» Exercise instructions
Go through the data and copy every line exactly, but not the images.

Stored data:
• • • • •
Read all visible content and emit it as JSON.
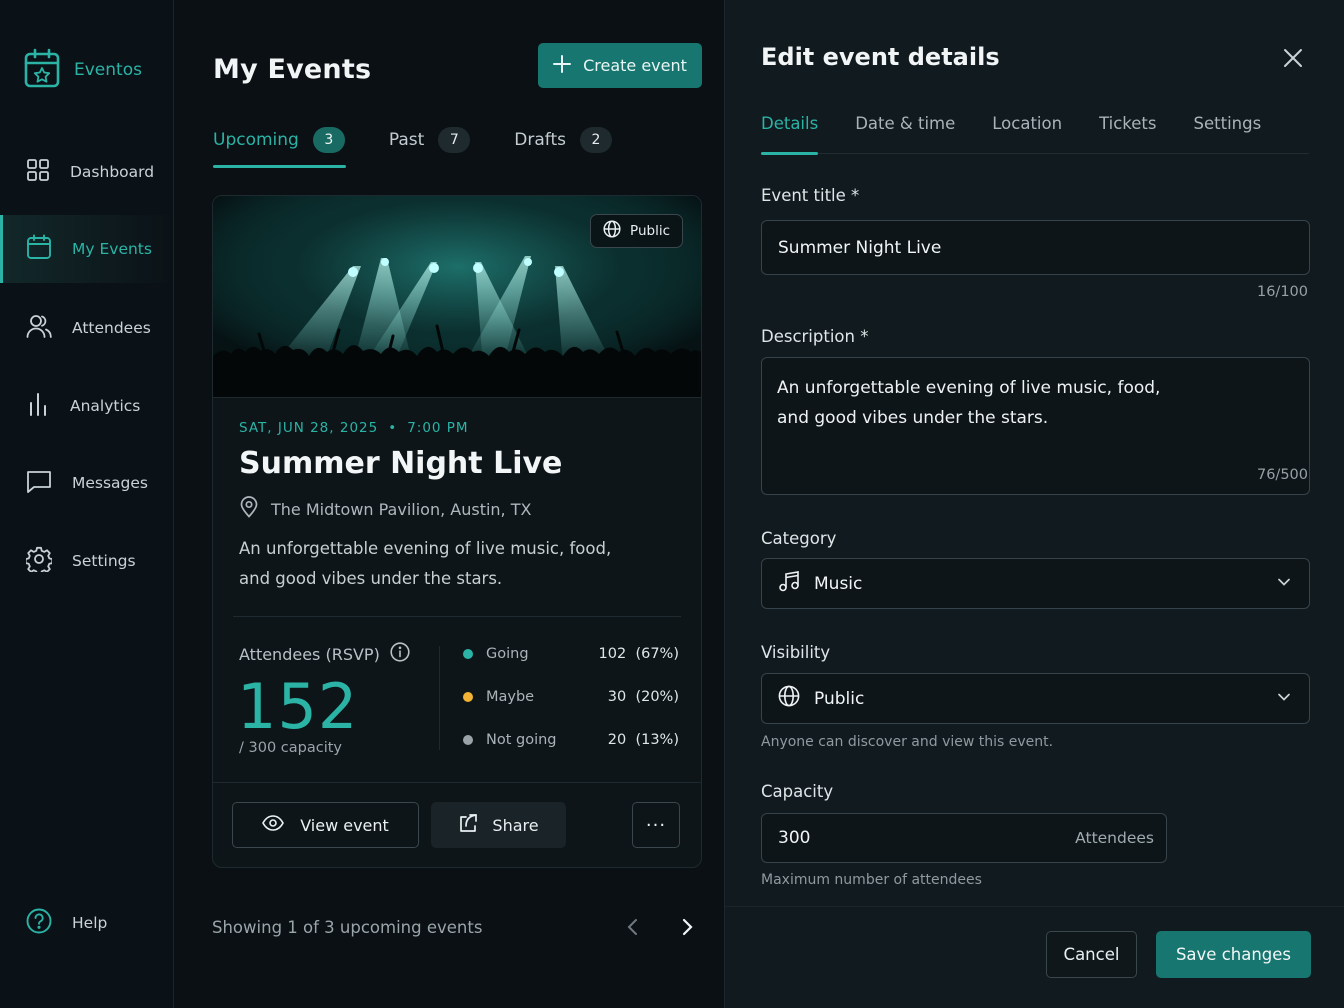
{
  "brand": {
    "name": "Eventos"
  },
  "sidebar": {
    "items": [
      {
        "label": "Dashboard",
        "icon": "grid-icon"
      },
      {
        "label": "My Events",
        "icon": "calendar-icon",
        "active": true
      },
      {
        "label": "Attendees",
        "icon": "users-icon"
      },
      {
        "label": "Analytics",
        "icon": "bar-chart-icon"
      },
      {
        "label": "Messages",
        "icon": "message-icon"
      },
      {
        "label": "Settings",
        "icon": "gear-icon"
      }
    ],
    "help_label": "Help"
  },
  "main": {
    "title": "My Events",
    "create_label": "Create event",
    "tabs": [
      {
        "label": "Upcoming",
        "count": "3",
        "active": true
      },
      {
        "label": "Past",
        "count": "7"
      },
      {
        "label": "Drafts",
        "count": "2"
      }
    ],
    "card": {
      "visibility_badge": "Public",
      "date": "SAT, JUN 28, 2025",
      "separator": "•",
      "time": "7:00 PM",
      "title": "Summer Night Live",
      "location": "The Midtown Pavilion, Austin, TX",
      "description_line1": "An unforgettable evening of live music, food,",
      "description_line2": "and good vibes under the stars.",
      "rsvp_label": "Attendees (RSVP)",
      "rsvp_total": "152",
      "capacity_text": "/ 300 capacity",
      "stats": [
        {
          "name": "Going",
          "value": "102",
          "pct": "(67%)",
          "color": "#2bb3a6"
        },
        {
          "name": "Maybe",
          "value": "30",
          "pct": "(20%)",
          "color": "#f2b233"
        },
        {
          "name": "Not going",
          "value": "20",
          "pct": "(13%)",
          "color": "#9aa3a8"
        }
      ],
      "view_label": "View event",
      "share_label": "Share",
      "more_label": "···"
    },
    "showing_text": "Showing 1 of 3 upcoming events"
  },
  "panel": {
    "title": "Edit event details",
    "tabs": [
      "Details",
      "Date & time",
      "Location",
      "Tickets",
      "Settings"
    ],
    "active_tab": "Details",
    "event_title_label": "Event title *",
    "event_title_value": "Summer Night Live",
    "event_title_counter": "16/100",
    "description_label": "Description *",
    "description_line1": "An unforgettable evening of live music, food,",
    "description_line2": "and good vibes under the stars.",
    "description_counter": "76/500",
    "category_label": "Category",
    "category_value": "Music",
    "visibility_label": "Visibility",
    "visibility_value": "Public",
    "visibility_help": "Anyone can discover and view this event.",
    "capacity_label": "Capacity",
    "capacity_value": "300",
    "capacity_suffix": "Attendees",
    "capacity_help": "Maximum number of attendees",
    "cancel_label": "Cancel",
    "save_label": "Save changes"
  },
  "colors": {
    "accent": "#2bb3a6",
    "primary_button": "#17766f",
    "background": "#0a1014",
    "panel": "#111a1f"
  }
}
• • • • •
» Solution to the exercise
Read all visible content and emit it as JSON.
{
  "brand": {
    "name": "Eventos"
  },
  "sidebar": {
    "items": [
      {
        "label": "Dashboard",
        "icon": "grid-icon"
      },
      {
        "label": "My Events",
        "icon": "calendar-icon",
        "active": true
      },
      {
        "label": "Attendees",
        "icon": "users-icon"
      },
      {
        "label": "Analytics",
        "icon": "bar-chart-icon"
      },
      {
        "label": "Messages",
        "icon": "message-icon"
      },
      {
        "label": "Settings",
        "icon": "gear-icon"
      }
    ],
    "help_label": "Help"
  },
  "main": {
    "title": "My Events",
    "create_label": "Create event",
    "tabs": [
      {
        "label": "Upcoming",
        "count": "3",
        "active": true
      },
      {
        "label": "Past",
        "count": "7"
      },
      {
        "label": "Drafts",
        "count": "2"
      }
    ],
    "card": {
      "visibility_badge": "Public",
      "date": "SAT, JUN 28, 2025",
      "separator": "•",
      "time": "7:00 PM",
      "title": "Summer Night Live",
      "location": "The Midtown Pavilion, Austin, TX",
      "description_line1": "An unforgettable evening of live music, food,",
      "description_line2": "and good vibes under the stars.",
      "rsvp_label": "Attendees (RSVP)",
      "rsvp_total": "152",
      "capacity_text": "/ 300 capacity",
      "stats": [
        {
          "name": "Going",
          "value": "102",
          "pct": "(67%)",
          "color": "#2bb3a6"
        },
        {
          "name": "Maybe",
          "value": "30",
          "pct": "(20%)",
          "color": "#f2b233"
        },
        {
          "name": "Not going",
          "value": "20",
          "pct": "(13%)",
          "color": "#9aa3a8"
        }
      ],
      "view_label": "View event",
      "share_label": "Share",
      "more_label": "···"
    },
    "showing_text": "Showing 1 of 3 upcoming events"
  },
  "panel": {
    "title": "Edit event details",
    "tabs": [
      "Details",
      "Date & time",
      "Location",
      "Tickets",
      "Settings"
    ],
    "active_tab": "Details",
    "event_title_label": "Event title *",
    "event_title_value": "Summer Night Live",
    "event_title_counter": "16/100",
    "description_label": "Description *",
    "description_line1": "An unforgettable evening of live music, food,",
    "description_line2": "and good vibes under the stars.",
    "description_counter": "76/500",
    "category_label": "Category",
    "category_value": "Music",
    "visibility_label": "Visibility",
    "visibility_value": "Public",
    "visibility_help": "Anyone can discover and view this event.",
    "capacity_label": "Capacity",
    "capacity_value": "300",
    "capacity_suffix": "Attendees",
    "capacity_help": "Maximum number of attendees",
    "cancel_label": "Cancel",
    "save_label": "Save changes"
  },
  "colors": {
    "accent": "#2bb3a6",
    "primary_button": "#17766f",
    "background": "#0a1014",
    "panel": "#111a1f"
  }
}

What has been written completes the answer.